BEGIN
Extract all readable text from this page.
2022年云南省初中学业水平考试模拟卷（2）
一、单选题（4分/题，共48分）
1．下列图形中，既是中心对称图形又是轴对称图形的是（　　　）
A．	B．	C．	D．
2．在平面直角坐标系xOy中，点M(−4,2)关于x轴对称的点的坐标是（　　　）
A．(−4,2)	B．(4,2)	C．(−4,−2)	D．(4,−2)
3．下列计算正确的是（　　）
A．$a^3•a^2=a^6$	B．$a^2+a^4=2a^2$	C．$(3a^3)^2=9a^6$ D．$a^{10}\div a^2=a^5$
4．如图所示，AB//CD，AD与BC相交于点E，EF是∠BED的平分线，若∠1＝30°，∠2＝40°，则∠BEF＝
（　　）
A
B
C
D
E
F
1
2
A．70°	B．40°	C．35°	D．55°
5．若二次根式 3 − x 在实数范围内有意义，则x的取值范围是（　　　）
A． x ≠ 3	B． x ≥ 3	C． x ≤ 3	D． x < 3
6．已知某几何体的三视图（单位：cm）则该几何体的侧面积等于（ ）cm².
END
BEGIN
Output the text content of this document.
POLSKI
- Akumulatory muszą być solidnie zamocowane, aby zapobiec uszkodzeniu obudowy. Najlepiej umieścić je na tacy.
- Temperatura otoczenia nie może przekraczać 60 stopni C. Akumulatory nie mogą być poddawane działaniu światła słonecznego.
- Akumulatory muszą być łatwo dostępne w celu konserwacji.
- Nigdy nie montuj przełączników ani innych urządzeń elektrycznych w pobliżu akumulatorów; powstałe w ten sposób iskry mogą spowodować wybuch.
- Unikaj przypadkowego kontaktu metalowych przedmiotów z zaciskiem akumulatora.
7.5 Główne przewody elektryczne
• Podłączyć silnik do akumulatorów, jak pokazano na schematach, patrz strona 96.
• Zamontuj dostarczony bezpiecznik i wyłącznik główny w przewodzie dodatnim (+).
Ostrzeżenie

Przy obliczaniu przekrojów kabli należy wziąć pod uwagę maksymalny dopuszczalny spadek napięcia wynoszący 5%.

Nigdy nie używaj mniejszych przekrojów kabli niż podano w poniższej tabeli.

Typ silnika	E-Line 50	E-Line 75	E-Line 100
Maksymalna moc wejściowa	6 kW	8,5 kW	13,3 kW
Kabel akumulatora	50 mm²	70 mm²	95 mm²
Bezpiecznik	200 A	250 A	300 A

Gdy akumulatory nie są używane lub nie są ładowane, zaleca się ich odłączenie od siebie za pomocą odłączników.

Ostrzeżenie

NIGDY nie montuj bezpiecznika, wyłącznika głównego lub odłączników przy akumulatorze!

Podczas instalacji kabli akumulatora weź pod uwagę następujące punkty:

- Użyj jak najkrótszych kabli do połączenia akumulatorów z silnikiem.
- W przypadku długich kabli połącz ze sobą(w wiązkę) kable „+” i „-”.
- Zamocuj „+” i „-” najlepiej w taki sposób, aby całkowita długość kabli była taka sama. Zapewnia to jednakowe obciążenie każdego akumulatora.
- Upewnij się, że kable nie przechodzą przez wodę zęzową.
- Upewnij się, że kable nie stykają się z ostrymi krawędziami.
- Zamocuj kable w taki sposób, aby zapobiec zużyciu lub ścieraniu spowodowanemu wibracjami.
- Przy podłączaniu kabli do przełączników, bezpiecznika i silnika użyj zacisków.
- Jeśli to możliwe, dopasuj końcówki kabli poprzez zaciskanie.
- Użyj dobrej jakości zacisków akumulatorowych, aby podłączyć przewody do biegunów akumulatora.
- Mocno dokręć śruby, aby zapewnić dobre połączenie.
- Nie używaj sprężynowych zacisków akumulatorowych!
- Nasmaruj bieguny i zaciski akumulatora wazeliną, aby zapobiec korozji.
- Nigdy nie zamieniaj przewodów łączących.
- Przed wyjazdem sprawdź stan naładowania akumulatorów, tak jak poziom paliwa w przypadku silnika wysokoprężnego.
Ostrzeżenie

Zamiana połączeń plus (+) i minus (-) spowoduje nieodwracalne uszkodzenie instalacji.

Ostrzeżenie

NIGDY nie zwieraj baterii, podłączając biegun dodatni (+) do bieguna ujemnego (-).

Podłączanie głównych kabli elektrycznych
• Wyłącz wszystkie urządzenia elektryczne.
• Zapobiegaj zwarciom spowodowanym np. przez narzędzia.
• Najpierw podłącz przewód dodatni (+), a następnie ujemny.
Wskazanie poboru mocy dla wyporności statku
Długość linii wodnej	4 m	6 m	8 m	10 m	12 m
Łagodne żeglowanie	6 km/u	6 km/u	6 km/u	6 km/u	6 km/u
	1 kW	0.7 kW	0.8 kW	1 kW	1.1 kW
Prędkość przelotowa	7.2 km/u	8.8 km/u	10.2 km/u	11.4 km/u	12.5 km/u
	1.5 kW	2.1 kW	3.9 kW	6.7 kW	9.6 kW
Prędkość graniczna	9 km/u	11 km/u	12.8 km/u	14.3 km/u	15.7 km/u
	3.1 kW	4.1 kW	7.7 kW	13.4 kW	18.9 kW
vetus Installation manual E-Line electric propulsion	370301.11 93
END
§ DESCRIPTION OF THE TASK
Respond with nothing but the number of lines in the entries that contain the string "instalacji".

§ SOLUTION TO THIS PROBLEM
2